-- Begin Provided records --
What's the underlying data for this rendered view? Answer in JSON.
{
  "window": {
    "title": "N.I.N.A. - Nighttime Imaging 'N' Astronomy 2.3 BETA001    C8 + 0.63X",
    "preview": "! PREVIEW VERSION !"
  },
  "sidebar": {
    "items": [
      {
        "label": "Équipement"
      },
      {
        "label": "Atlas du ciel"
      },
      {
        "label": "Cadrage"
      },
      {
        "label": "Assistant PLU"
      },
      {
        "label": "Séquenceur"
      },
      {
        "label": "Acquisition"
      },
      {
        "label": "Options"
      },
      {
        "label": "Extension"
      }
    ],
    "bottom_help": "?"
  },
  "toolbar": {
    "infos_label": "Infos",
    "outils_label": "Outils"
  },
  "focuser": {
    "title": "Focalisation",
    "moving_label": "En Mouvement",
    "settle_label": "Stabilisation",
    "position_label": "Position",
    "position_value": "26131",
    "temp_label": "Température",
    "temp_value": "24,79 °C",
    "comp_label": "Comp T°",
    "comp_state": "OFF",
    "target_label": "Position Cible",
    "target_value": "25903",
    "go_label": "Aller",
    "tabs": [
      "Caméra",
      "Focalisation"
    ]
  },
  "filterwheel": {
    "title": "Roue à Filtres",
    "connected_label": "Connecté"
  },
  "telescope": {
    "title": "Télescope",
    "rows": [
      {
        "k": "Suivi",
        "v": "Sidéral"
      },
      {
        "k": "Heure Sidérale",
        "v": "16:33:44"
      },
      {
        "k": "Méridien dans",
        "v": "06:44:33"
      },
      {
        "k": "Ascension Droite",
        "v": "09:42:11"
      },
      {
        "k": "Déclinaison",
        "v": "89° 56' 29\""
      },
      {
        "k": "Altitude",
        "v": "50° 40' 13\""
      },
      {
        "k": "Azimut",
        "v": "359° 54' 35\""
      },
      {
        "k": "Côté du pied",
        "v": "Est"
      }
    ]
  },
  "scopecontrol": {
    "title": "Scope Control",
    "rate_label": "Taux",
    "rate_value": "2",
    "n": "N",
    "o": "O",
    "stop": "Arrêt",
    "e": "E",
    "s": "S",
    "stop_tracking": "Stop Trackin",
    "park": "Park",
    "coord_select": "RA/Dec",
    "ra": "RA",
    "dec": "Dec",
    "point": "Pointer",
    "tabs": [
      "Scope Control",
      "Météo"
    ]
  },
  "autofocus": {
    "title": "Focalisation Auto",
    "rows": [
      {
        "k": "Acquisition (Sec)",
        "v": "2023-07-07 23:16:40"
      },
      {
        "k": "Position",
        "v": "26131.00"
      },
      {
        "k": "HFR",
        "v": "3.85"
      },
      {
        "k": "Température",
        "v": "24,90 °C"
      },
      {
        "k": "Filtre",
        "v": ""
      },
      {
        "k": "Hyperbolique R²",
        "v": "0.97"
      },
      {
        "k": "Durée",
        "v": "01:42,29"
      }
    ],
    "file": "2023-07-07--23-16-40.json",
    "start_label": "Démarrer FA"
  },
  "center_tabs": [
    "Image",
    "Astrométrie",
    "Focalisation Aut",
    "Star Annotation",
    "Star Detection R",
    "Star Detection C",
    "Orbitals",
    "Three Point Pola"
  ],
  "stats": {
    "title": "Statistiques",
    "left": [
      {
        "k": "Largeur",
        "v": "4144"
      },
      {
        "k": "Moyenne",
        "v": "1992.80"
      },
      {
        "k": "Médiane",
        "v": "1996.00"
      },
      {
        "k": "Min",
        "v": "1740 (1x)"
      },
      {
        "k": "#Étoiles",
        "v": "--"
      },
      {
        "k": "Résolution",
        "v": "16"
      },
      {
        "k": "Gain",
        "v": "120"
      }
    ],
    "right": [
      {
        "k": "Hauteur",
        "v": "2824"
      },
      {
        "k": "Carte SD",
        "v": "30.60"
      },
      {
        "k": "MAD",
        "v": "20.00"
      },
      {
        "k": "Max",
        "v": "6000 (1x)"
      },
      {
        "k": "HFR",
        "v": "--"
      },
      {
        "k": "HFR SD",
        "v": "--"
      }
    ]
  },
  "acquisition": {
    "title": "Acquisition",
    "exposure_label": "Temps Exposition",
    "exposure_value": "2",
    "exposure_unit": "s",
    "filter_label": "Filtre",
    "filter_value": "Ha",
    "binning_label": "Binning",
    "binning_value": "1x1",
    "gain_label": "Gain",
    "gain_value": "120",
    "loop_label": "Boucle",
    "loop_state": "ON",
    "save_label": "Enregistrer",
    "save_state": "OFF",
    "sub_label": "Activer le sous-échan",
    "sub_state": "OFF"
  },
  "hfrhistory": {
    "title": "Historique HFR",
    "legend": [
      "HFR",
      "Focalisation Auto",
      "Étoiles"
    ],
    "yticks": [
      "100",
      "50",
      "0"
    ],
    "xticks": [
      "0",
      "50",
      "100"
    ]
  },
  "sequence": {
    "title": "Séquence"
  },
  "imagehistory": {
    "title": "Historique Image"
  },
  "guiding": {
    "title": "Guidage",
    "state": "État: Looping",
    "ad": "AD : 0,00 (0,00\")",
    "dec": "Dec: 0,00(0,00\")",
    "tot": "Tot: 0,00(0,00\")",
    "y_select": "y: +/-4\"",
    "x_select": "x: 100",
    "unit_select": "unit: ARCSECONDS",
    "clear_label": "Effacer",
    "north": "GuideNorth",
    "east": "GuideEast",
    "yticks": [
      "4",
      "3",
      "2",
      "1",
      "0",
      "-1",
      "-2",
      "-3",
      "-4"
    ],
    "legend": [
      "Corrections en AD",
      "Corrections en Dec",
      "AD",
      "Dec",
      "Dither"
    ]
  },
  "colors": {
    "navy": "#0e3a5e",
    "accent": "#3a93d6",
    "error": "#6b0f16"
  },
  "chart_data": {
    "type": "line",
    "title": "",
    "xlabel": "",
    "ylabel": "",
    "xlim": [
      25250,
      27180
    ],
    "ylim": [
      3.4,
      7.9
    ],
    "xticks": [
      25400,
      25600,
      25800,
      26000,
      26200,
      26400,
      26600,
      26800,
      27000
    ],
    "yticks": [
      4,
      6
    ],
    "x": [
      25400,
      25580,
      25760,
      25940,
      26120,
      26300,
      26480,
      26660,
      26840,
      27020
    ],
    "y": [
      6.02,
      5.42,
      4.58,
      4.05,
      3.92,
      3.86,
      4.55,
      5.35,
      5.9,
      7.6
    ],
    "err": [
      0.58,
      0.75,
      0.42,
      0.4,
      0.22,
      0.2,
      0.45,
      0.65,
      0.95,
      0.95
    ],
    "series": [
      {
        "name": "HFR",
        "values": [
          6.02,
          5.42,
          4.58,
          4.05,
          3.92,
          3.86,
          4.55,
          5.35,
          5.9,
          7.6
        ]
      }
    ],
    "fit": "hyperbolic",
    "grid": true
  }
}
-- End Provided records --
-- Begin Provided records --
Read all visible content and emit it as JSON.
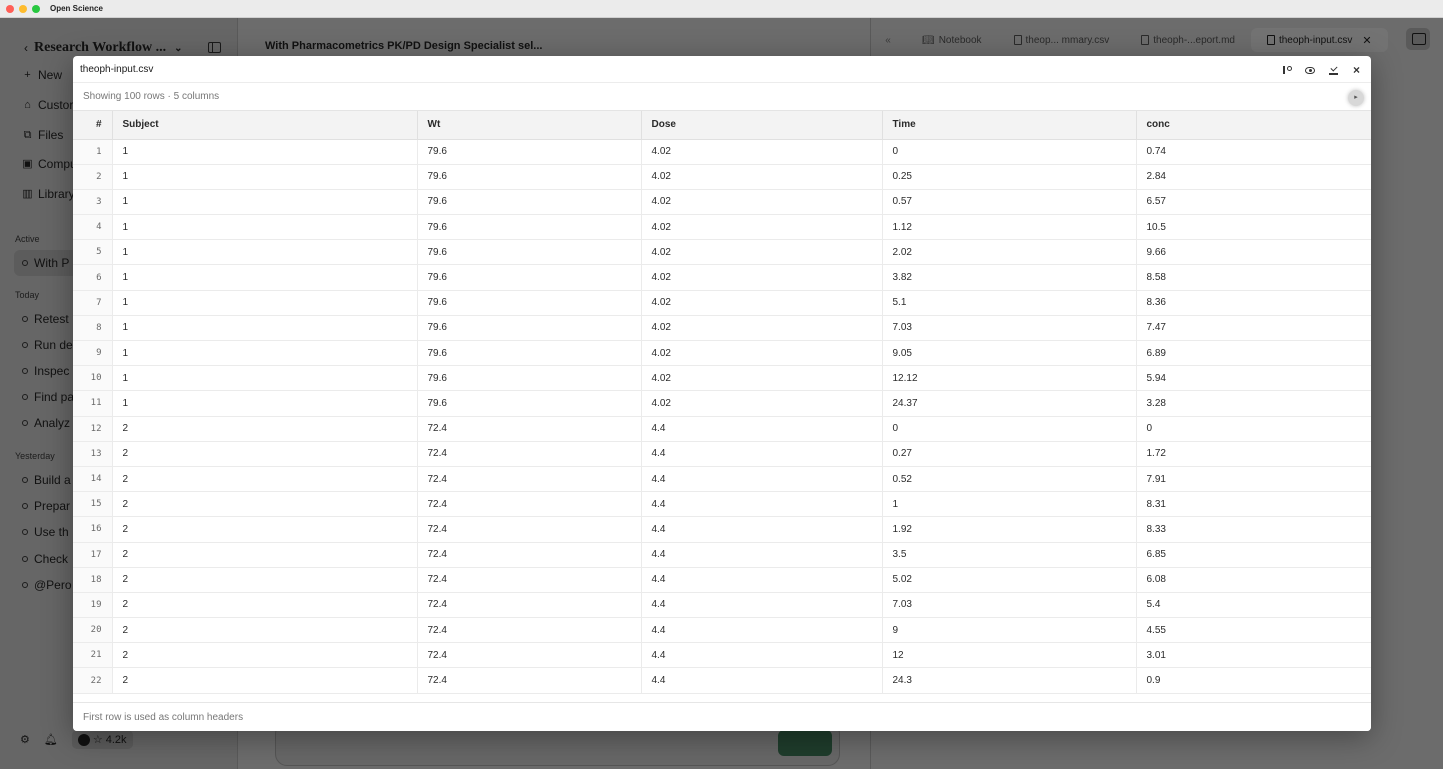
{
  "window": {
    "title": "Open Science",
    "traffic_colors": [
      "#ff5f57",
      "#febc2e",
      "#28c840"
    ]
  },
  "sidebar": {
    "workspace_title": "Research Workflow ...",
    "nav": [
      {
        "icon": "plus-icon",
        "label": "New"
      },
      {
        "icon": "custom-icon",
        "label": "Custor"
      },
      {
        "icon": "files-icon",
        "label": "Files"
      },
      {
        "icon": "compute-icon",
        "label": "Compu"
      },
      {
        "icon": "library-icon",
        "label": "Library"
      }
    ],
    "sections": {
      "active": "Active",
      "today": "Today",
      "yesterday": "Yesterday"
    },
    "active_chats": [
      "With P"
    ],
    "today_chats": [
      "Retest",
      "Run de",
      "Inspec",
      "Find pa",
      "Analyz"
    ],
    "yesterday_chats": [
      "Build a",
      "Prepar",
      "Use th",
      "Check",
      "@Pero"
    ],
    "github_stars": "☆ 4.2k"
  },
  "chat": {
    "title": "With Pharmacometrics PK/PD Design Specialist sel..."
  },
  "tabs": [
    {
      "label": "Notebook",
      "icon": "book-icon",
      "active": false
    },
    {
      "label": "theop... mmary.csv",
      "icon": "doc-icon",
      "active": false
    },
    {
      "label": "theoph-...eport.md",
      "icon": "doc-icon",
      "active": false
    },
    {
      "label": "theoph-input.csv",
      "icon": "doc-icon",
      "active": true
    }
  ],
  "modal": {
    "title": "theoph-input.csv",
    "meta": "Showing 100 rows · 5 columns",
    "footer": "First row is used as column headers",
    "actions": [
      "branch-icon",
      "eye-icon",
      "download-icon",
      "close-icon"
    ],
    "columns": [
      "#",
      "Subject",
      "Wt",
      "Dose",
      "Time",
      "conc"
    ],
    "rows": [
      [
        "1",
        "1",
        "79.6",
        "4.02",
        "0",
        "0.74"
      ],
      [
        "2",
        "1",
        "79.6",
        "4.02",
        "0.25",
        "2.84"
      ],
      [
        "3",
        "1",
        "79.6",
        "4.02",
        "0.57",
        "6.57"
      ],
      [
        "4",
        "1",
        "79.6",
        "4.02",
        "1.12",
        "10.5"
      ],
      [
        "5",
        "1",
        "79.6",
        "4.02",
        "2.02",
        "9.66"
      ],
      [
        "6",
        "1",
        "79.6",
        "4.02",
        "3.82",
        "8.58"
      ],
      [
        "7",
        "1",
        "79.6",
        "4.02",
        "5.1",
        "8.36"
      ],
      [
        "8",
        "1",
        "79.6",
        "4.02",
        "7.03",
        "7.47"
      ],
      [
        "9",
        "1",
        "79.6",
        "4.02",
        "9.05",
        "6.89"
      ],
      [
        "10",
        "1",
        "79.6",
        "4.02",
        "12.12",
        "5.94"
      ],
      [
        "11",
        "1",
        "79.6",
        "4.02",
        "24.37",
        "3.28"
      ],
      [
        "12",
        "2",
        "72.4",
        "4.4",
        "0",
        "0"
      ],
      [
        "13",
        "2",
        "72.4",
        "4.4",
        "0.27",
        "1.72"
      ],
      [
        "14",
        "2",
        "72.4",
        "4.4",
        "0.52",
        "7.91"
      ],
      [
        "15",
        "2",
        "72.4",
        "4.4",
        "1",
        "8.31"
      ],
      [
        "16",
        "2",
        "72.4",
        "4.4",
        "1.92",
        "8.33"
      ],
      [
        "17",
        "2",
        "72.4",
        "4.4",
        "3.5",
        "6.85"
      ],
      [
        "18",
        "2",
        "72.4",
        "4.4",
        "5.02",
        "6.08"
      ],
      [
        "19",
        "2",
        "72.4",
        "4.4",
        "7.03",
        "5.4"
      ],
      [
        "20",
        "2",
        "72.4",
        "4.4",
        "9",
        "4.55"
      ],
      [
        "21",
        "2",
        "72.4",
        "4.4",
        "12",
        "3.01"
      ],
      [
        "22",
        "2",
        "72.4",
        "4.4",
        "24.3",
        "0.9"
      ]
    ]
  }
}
-- End Provided records --
Return every line above in which the string "Focalisation" occurs.

> _Reply_
    "title": "Focalisation",
      "Focalisation"
    "title": "Focalisation Auto",
    "Focalisation Aut",
      "Focalisation Auto",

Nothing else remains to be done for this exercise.